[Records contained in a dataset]

================================

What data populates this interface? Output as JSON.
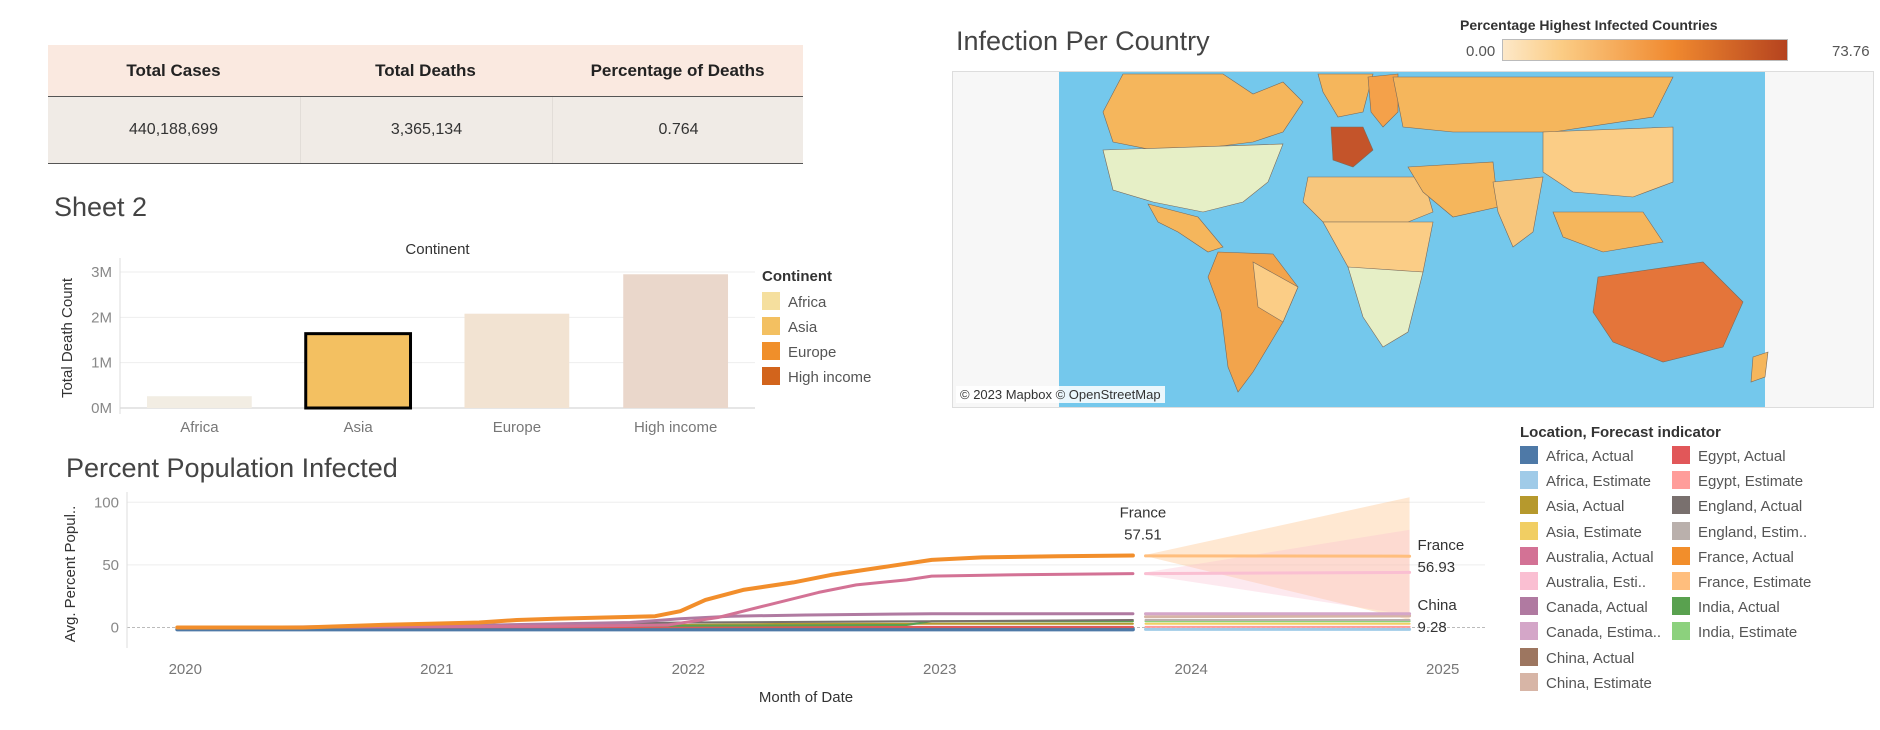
{
  "kpi": {
    "headers": [
      "Total Cases",
      "Total Deaths",
      "Percentage of Deaths"
    ],
    "values": [
      "440,188,699",
      "3,365,134",
      "0.764"
    ]
  },
  "sheet2": {
    "title": "Sheet 2",
    "legend_title": "Continent",
    "legend": [
      {
        "label": "Africa",
        "color": "#f5df9e"
      },
      {
        "label": "Asia",
        "color": "#f3c061"
      },
      {
        "label": "Europe",
        "color": "#f08f2a"
      },
      {
        "label": "High income",
        "color": "#d2641c"
      }
    ]
  },
  "map": {
    "title": "Infection Per Country",
    "color_legend_title": "Percentage Highest Infected Countries",
    "color_min": "0.00",
    "color_max": "73.76",
    "attribution": "© 2023 Mapbox © OpenStreetMap",
    "colors": {
      "ocean": "#74c8ec",
      "land_nodata": "#e6efc6",
      "low": "#fbcd86",
      "high": "#b5431f"
    }
  },
  "infected": {
    "title": "Percent Population Infected",
    "legend_title": "Location, Forecast indicator",
    "legend": [
      {
        "label": "Africa, Actual",
        "color": "#4e79a7"
      },
      {
        "label": "Africa, Estimate",
        "color": "#a0cbe8"
      },
      {
        "label": "Asia, Actual",
        "color": "#b6992d"
      },
      {
        "label": "Asia, Estimate",
        "color": "#f1ce63"
      },
      {
        "label": "Australia, Actual",
        "color": "#d37295"
      },
      {
        "label": "Australia, Esti..",
        "color": "#fabfd2"
      },
      {
        "label": "Canada, Actual",
        "color": "#b07aa1"
      },
      {
        "label": "Canada, Estima..",
        "color": "#d4a6c8"
      },
      {
        "label": "China, Actual",
        "color": "#9d7660"
      },
      {
        "label": "China, Estimate",
        "color": "#d7b5a6"
      },
      {
        "label": "Egypt, Actual",
        "color": "#e15759"
      },
      {
        "label": "Egypt, Estimate",
        "color": "#ff9d9a"
      },
      {
        "label": "England, Actual",
        "color": "#79706e"
      },
      {
        "label": "England, Estim..",
        "color": "#bab0ac"
      },
      {
        "label": "France, Actual",
        "color": "#f28e2b"
      },
      {
        "label": "France, Estimate",
        "color": "#ffbe7d"
      },
      {
        "label": "India, Actual",
        "color": "#59a14f"
      },
      {
        "label": "India, Estimate",
        "color": "#8cd17d"
      }
    ]
  },
  "chart_data": [
    {
      "type": "bar",
      "title": "Continent",
      "xlabel": "",
      "ylabel": "Total Death Count",
      "categories": [
        "Africa",
        "Asia",
        "Europe",
        "High income"
      ],
      "values": [
        260000,
        1640000,
        2080000,
        2950000
      ],
      "colors": [
        "#f2ede3",
        "#f3c061",
        "#f2e3d2",
        "#ead7cb"
      ],
      "highlighted": "Asia",
      "ylim": [
        0,
        3000000
      ],
      "yticks": [
        0,
        1000000,
        2000000,
        3000000
      ],
      "ytick_labels": [
        "0M",
        "1M",
        "2M",
        "3M"
      ],
      "grid": true
    },
    {
      "type": "line",
      "title": "",
      "xlabel": "Month of Date",
      "ylabel": "Avg. Percent Popul..",
      "x_ticks": [
        2020,
        2021,
        2022,
        2023,
        2024,
        2025
      ],
      "ylim": [
        -10,
        105
      ],
      "yticks": [
        0,
        50,
        100
      ],
      "grid": true,
      "series": [
        {
          "name": "France, Actual",
          "color": "#f28e2b",
          "width": 4,
          "points": [
            [
              2020.0,
              0
            ],
            [
              2020.5,
              0
            ],
            [
              2020.8,
              2
            ],
            [
              2021.0,
              3
            ],
            [
              2021.2,
              4
            ],
            [
              2021.35,
              6
            ],
            [
              2021.5,
              7
            ],
            [
              2021.7,
              8
            ],
            [
              2021.9,
              9
            ],
            [
              2022.0,
              13
            ],
            [
              2022.1,
              22
            ],
            [
              2022.25,
              30
            ],
            [
              2022.45,
              36
            ],
            [
              2022.6,
              42
            ],
            [
              2022.8,
              48
            ],
            [
              2023.0,
              54
            ],
            [
              2023.2,
              56
            ],
            [
              2023.5,
              56.9
            ],
            [
              2023.8,
              57.51
            ]
          ]
        },
        {
          "name": "Australia, Actual",
          "color": "#d37295",
          "width": 3,
          "points": [
            [
              2020.0,
              0
            ],
            [
              2021.5,
              1
            ],
            [
              2021.95,
              2
            ],
            [
              2022.15,
              8
            ],
            [
              2022.35,
              18
            ],
            [
              2022.55,
              28
            ],
            [
              2022.7,
              34
            ],
            [
              2022.9,
              38
            ],
            [
              2023.0,
              41
            ],
            [
              2023.3,
              42
            ],
            [
              2023.8,
              43
            ]
          ]
        },
        {
          "name": "Canada, Actual",
          "color": "#b07aa1",
          "width": 3,
          "points": [
            [
              2020.0,
              0
            ],
            [
              2021.0,
              1
            ],
            [
              2021.8,
              4
            ],
            [
              2022.0,
              7
            ],
            [
              2022.2,
              9
            ],
            [
              2022.5,
              10
            ],
            [
              2023.0,
              11
            ],
            [
              2023.8,
              11
            ]
          ]
        },
        {
          "name": "England, Actual",
          "color": "#79706e",
          "width": 2,
          "points": [
            [
              2020.0,
              0
            ],
            [
              2021.5,
              2
            ],
            [
              2022.0,
              4
            ],
            [
              2023.0,
              5
            ],
            [
              2023.8,
              6
            ]
          ]
        },
        {
          "name": "India, Actual",
          "color": "#59a14f",
          "width": 2,
          "points": [
            [
              2020.0,
              0
            ],
            [
              2021.5,
              1
            ],
            [
              2022.9,
              2
            ],
            [
              2023.0,
              5
            ],
            [
              2023.8,
              5
            ]
          ]
        },
        {
          "name": "Asia, Actual",
          "color": "#b6992d",
          "width": 2,
          "points": [
            [
              2020.0,
              0
            ],
            [
              2021.5,
              1
            ],
            [
              2022.5,
              3
            ],
            [
              2023.8,
              3
            ]
          ]
        },
        {
          "name": "Egypt, Actual",
          "color": "#e15759",
          "width": 2,
          "points": [
            [
              2020.0,
              0
            ],
            [
              2022.0,
              0.5
            ],
            [
              2023.8,
              0.5
            ]
          ]
        },
        {
          "name": "China, Actual",
          "color": "#9d7660",
          "width": 2,
          "points": [
            [
              2020.0,
              0
            ],
            [
              2022.0,
              0.2
            ],
            [
              2023.8,
              0.3
            ]
          ]
        },
        {
          "name": "Africa, Actual",
          "color": "#4e79a7",
          "width": 4,
          "points": [
            [
              2020.0,
              -1.5
            ],
            [
              2023.8,
              -1.5
            ]
          ]
        },
        {
          "name": "France, Estimate",
          "color": "#ffbe7d",
          "width": 3,
          "points": [
            [
              2023.85,
              57.2
            ],
            [
              2024.9,
              56.93
            ]
          ]
        },
        {
          "name": "Australia, Esti..",
          "color": "#fabfd2",
          "width": 3,
          "points": [
            [
              2023.85,
              43
            ],
            [
              2024.9,
              44
            ]
          ]
        },
        {
          "name": "Canada, Estima..",
          "color": "#d4a6c8",
          "width": 3,
          "points": [
            [
              2023.85,
              11
            ],
            [
              2024.9,
              11
            ]
          ]
        },
        {
          "name": "China, Estimate",
          "color": "#d7b5a6",
          "width": 3,
          "points": [
            [
              2023.85,
              8.5
            ],
            [
              2024.9,
              9.28
            ]
          ]
        },
        {
          "name": "England, Estim..",
          "color": "#bab0ac",
          "width": 2,
          "points": [
            [
              2023.85,
              6
            ],
            [
              2024.9,
              6
            ]
          ]
        },
        {
          "name": "India, Estimate",
          "color": "#8cd17d",
          "width": 2,
          "points": [
            [
              2023.85,
              5
            ],
            [
              2024.9,
              5
            ]
          ]
        },
        {
          "name": "Asia, Estimate",
          "color": "#f1ce63",
          "width": 2,
          "points": [
            [
              2023.85,
              3
            ],
            [
              2024.9,
              3
            ]
          ]
        },
        {
          "name": "Egypt, Estimate",
          "color": "#ff9d9a",
          "width": 2,
          "points": [
            [
              2023.85,
              0.5
            ],
            [
              2024.9,
              0.5
            ]
          ]
        },
        {
          "name": "Africa, Estimate",
          "color": "#a0cbe8",
          "width": 3,
          "points": [
            [
              2023.85,
              -1.5
            ],
            [
              2024.9,
              -1.5
            ]
          ]
        }
      ],
      "bands": [
        {
          "color": "#ffbe7d",
          "opacity": 0.35,
          "x": [
            2023.85,
            2024.9
          ],
          "upper": [
            58,
            104
          ],
          "lower": [
            57,
            6
          ]
        },
        {
          "color": "#fabfd2",
          "opacity": 0.35,
          "x": [
            2023.85,
            2024.9
          ],
          "upper": [
            44,
            78
          ],
          "lower": [
            42,
            10
          ]
        }
      ],
      "annotations": [
        {
          "x": 2023.8,
          "y": 57.51,
          "label": "France",
          "value": "57.51",
          "pos": "above"
        },
        {
          "x": 2024.9,
          "y": 56.93,
          "label": "France",
          "value": "56.93",
          "pos": "right"
        },
        {
          "x": 2024.9,
          "y": 9.28,
          "label": "China",
          "value": "9.28",
          "pos": "right"
        }
      ]
    }
  ]
}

================================

■ Short exercise:
Isolate the lines that hold the word "England" and copy all of them.

■ Final result:
        "label": "England, Actual",
        "label": "England, Estim..",
          "name": "England, Actual",
          "name": "England, Estim..",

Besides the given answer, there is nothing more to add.